• **What is expected**: Gather all lines with the word "label" in them.

[Some records]
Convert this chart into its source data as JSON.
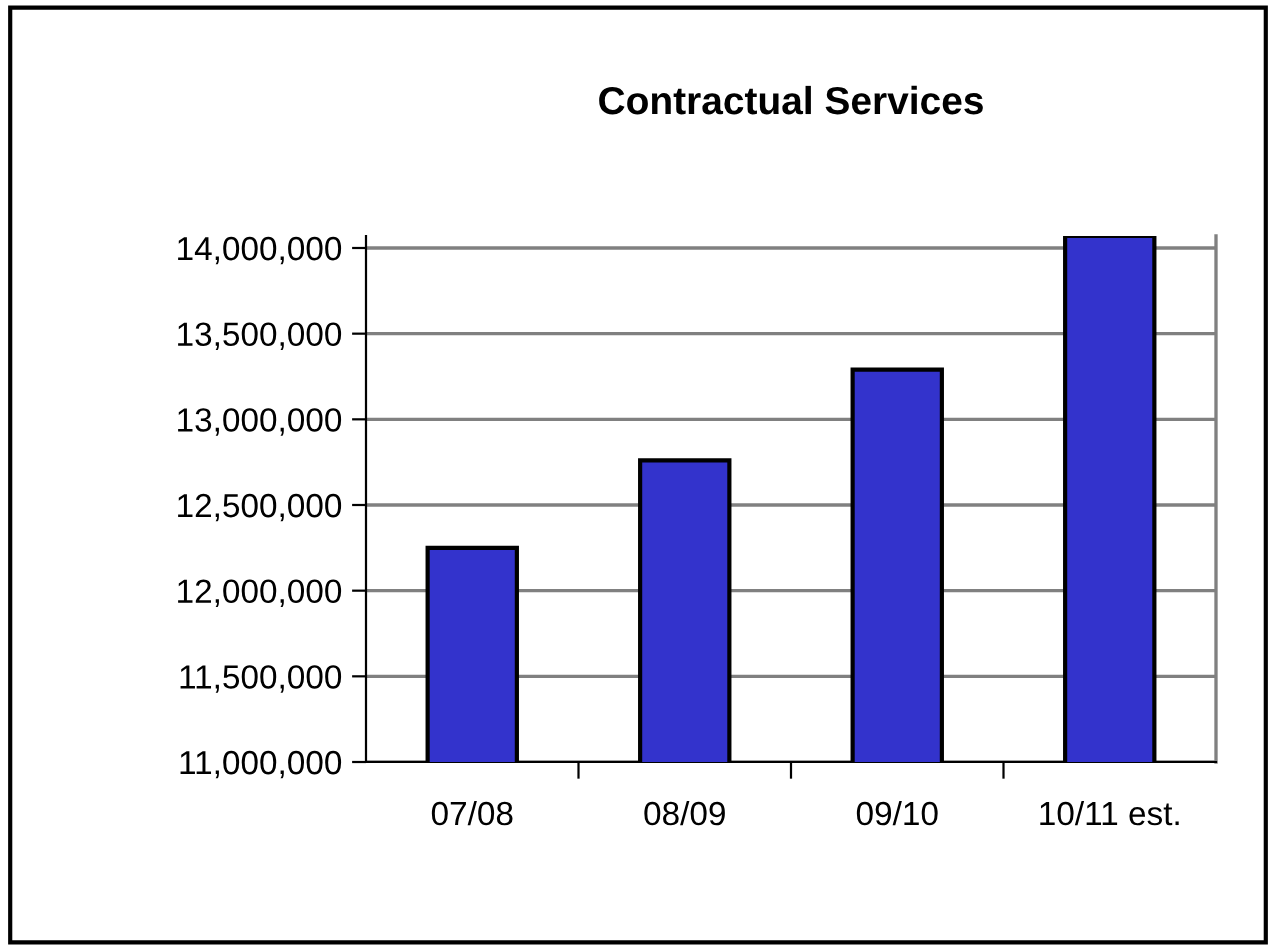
{
  "chart_data": {
    "type": "bar",
    "title": "Contractual Services",
    "categories": [
      "07/08",
      "08/09",
      "09/10",
      "10/11 est."
    ],
    "values": [
      12250000,
      12760000,
      13290000,
      14070000
    ],
    "color": "#3333cc",
    "ylim": [
      11000000,
      14070000
    ],
    "yticks": [
      {
        "value": 11000000,
        "label": "11,000,000"
      },
      {
        "value": 11500000,
        "label": "11,500,000"
      },
      {
        "value": 12000000,
        "label": "12,000,000"
      },
      {
        "value": 12500000,
        "label": "12,500,000"
      },
      {
        "value": 13000000,
        "label": "13,000,000"
      },
      {
        "value": 13500000,
        "label": "13,500,000"
      },
      {
        "value": 14000000,
        "label": "14,000,000"
      }
    ],
    "grid": "y",
    "legend": false
  }
}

• **Written solution**:
        "label": "11,000,000"
        "label": "11,500,000"
        "label": "12,000,000"
        "label": "12,500,000"
        "label": "13,000,000"
        "label": "13,500,000"
        "label": "14,000,000"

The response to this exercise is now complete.